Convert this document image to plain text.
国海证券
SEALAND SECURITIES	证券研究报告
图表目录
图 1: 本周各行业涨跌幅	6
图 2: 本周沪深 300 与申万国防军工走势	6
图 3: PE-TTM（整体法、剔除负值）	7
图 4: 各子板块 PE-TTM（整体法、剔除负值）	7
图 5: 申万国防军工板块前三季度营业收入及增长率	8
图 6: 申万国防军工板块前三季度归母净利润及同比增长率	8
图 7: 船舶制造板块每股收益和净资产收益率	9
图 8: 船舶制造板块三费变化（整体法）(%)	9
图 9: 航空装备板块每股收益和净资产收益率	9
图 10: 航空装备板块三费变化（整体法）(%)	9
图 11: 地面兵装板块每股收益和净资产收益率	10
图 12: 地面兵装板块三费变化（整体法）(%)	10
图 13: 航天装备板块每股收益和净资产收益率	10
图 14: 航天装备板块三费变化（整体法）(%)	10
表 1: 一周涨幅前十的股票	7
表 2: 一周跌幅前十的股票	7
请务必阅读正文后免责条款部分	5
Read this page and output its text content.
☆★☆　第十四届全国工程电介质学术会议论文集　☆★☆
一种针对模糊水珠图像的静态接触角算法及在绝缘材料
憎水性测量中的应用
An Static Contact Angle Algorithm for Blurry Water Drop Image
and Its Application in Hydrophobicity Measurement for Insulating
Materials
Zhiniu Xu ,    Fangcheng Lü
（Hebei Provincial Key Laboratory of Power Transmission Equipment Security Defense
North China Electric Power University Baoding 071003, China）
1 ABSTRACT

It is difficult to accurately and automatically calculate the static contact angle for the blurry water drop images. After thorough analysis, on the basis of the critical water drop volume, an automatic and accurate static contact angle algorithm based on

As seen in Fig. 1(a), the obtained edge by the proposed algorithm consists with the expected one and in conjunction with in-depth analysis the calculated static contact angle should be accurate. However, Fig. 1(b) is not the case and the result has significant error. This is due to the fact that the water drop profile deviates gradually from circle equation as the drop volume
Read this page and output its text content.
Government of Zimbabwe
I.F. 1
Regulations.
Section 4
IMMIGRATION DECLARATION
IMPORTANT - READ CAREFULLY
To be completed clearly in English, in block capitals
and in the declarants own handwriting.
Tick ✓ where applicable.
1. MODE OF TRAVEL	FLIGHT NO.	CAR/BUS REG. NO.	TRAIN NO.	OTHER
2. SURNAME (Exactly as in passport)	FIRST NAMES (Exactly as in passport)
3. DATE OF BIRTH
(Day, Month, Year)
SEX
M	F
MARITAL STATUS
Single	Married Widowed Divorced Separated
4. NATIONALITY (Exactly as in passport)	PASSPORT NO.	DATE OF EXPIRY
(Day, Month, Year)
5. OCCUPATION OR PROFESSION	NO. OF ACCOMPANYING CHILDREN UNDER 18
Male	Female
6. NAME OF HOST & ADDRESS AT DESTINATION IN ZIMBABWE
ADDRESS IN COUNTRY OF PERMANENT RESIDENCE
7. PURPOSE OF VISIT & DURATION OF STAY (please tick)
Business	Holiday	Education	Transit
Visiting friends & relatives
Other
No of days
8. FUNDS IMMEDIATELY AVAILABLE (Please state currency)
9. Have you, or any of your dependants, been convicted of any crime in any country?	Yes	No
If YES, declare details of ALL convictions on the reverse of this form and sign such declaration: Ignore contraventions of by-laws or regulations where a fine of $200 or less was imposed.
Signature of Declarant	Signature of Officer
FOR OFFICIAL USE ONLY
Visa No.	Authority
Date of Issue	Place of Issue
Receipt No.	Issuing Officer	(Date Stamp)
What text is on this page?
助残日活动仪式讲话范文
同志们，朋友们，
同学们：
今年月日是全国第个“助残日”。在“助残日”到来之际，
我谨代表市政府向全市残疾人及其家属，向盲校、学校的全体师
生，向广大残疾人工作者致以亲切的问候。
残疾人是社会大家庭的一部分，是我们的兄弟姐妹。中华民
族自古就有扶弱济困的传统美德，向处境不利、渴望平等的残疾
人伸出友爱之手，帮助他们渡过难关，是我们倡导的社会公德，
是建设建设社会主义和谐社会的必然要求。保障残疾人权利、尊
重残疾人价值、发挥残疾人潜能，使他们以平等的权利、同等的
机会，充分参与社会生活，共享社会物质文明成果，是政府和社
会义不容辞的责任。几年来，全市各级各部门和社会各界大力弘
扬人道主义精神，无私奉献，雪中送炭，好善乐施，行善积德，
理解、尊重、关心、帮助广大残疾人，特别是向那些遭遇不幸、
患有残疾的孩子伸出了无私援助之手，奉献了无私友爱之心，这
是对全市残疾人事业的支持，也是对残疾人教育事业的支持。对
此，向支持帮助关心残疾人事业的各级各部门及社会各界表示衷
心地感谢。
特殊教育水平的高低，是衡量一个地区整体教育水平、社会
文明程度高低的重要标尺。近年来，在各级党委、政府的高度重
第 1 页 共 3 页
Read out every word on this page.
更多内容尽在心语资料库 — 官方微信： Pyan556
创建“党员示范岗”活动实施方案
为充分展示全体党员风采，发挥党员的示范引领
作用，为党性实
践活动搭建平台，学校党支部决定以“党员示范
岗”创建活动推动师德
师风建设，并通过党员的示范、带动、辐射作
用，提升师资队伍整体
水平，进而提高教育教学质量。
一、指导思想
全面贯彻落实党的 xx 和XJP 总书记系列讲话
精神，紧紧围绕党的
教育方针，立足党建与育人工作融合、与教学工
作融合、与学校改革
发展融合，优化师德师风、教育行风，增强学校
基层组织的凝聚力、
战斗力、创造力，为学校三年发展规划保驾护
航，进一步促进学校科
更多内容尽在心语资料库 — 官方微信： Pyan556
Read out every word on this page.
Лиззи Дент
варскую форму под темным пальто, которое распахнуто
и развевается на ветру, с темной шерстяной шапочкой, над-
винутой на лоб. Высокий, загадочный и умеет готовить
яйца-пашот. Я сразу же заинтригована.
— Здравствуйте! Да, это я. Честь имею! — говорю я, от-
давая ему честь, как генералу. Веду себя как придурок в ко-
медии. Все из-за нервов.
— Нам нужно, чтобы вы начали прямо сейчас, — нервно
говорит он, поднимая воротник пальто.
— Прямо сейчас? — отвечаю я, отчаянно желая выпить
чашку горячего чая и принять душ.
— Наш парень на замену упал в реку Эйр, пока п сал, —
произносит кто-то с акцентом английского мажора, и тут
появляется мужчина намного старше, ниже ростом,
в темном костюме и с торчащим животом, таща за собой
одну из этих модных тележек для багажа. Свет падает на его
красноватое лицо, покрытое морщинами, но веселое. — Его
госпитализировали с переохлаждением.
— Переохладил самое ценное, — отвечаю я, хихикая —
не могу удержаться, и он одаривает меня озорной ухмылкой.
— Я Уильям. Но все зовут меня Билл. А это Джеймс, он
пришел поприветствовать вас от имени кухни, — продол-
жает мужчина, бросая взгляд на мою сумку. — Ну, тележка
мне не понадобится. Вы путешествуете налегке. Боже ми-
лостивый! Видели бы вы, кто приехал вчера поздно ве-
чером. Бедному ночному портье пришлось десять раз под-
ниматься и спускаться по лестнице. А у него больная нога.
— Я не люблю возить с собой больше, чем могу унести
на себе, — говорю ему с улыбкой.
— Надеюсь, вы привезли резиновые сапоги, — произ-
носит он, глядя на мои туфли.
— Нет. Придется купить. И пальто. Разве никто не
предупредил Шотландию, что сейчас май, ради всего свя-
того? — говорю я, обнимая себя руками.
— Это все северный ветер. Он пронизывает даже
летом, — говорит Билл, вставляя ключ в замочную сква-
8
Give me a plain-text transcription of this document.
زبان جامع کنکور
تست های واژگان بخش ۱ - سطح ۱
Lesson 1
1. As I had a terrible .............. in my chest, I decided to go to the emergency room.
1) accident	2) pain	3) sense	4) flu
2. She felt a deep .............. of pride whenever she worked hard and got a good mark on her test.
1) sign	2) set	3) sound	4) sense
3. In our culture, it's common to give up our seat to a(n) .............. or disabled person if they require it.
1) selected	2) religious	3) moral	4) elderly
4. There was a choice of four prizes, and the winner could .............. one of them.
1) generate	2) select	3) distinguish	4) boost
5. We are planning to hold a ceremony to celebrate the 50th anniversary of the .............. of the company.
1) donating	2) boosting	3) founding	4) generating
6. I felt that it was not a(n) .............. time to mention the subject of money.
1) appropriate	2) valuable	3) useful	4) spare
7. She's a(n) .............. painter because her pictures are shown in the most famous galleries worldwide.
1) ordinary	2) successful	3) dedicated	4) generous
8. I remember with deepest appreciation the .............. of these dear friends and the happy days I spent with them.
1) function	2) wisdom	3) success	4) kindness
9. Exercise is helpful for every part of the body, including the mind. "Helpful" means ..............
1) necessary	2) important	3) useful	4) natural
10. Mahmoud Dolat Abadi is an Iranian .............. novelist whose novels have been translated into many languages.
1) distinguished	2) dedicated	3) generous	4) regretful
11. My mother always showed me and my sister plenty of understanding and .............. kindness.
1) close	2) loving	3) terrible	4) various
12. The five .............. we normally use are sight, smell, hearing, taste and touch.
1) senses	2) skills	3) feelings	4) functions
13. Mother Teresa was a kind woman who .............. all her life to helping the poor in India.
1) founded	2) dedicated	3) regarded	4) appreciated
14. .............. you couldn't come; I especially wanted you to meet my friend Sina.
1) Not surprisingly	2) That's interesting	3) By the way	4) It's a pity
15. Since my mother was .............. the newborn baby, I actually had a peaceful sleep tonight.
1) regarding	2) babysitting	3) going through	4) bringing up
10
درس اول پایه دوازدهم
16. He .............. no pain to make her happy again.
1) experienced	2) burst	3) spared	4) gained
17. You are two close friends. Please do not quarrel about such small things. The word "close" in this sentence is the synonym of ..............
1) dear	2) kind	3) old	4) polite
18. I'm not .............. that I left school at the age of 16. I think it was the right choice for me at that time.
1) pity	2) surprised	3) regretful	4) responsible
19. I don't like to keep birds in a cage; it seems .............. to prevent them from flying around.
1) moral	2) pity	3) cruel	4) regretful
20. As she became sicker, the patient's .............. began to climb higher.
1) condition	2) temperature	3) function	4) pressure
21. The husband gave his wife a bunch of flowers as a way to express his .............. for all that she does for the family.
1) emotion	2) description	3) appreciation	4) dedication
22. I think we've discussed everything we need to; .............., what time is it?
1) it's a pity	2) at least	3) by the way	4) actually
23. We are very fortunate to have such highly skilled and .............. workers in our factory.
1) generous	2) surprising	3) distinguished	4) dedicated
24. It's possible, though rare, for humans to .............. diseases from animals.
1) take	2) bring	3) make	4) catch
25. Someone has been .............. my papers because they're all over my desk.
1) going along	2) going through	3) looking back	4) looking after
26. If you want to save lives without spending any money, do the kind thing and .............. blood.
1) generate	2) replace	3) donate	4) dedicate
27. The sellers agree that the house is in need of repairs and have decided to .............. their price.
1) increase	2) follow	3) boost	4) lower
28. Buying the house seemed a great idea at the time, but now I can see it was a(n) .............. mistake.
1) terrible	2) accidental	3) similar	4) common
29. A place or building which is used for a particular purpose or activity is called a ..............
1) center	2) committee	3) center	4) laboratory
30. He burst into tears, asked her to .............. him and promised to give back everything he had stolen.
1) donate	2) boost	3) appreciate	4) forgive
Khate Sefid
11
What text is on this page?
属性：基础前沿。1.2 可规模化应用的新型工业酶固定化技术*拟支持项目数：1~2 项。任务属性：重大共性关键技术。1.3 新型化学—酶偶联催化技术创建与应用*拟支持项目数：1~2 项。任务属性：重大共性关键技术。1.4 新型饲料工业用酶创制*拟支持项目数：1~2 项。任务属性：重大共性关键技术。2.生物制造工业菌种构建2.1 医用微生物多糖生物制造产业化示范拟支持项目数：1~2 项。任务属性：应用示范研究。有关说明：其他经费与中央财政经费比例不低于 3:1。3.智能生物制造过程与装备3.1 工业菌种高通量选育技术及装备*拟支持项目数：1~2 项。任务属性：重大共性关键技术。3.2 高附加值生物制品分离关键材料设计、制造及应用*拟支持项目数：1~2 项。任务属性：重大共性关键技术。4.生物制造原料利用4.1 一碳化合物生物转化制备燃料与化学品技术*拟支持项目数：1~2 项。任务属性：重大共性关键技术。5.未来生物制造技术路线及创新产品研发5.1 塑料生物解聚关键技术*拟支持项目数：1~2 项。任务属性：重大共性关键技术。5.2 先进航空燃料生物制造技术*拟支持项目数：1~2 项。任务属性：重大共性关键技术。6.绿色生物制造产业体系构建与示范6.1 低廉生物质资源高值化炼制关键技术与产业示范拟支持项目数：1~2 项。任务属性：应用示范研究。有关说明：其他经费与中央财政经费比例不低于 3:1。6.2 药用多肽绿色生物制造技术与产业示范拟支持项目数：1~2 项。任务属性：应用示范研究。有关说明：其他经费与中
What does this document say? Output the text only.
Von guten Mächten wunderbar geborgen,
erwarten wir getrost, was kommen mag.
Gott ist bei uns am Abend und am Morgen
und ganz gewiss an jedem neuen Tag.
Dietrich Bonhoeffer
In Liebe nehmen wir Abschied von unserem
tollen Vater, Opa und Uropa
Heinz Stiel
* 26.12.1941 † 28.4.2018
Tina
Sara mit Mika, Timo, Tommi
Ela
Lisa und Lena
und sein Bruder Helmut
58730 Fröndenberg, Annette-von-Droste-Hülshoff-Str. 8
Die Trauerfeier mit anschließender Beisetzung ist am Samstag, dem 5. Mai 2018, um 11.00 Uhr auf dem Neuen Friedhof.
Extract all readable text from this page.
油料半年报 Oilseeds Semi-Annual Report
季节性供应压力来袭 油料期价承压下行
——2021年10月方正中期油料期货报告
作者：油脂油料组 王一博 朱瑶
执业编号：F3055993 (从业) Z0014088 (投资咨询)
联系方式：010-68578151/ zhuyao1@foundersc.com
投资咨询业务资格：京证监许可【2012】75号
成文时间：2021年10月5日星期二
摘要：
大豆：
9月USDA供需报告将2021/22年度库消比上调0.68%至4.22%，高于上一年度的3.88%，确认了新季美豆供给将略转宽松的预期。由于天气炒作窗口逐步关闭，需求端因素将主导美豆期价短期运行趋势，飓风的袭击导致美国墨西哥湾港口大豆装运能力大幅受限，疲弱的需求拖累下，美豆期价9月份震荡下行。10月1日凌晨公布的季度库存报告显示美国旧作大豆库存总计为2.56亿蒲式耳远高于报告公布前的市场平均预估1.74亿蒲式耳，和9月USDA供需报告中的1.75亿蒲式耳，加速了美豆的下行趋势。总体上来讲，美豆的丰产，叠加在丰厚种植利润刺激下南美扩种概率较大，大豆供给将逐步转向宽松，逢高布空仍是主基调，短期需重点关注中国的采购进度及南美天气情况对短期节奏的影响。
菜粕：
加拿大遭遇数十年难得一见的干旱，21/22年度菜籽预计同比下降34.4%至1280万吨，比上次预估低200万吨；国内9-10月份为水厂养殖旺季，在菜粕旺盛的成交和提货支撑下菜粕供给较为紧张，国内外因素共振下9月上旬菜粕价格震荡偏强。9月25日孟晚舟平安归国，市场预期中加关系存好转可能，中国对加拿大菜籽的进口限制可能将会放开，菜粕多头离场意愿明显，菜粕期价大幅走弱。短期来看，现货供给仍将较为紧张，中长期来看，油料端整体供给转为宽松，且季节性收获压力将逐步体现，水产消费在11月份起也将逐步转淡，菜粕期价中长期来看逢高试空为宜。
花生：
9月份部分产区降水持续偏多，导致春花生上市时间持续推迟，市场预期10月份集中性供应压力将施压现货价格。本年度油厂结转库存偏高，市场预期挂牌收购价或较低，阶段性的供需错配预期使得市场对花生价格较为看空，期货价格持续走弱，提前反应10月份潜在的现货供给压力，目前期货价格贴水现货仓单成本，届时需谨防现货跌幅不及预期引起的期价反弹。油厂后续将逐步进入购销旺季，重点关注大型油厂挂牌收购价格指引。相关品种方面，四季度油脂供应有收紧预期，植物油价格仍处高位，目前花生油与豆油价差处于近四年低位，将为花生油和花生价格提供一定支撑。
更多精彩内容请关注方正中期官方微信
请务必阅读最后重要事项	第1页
========================
Copy every line of the records above that holds the word "могу".

**TASK RESULT:**
не могу удержаться, и он одаривает меня озорной ухмылкой.
— Я не люблю возить с собой больше, чем могу унести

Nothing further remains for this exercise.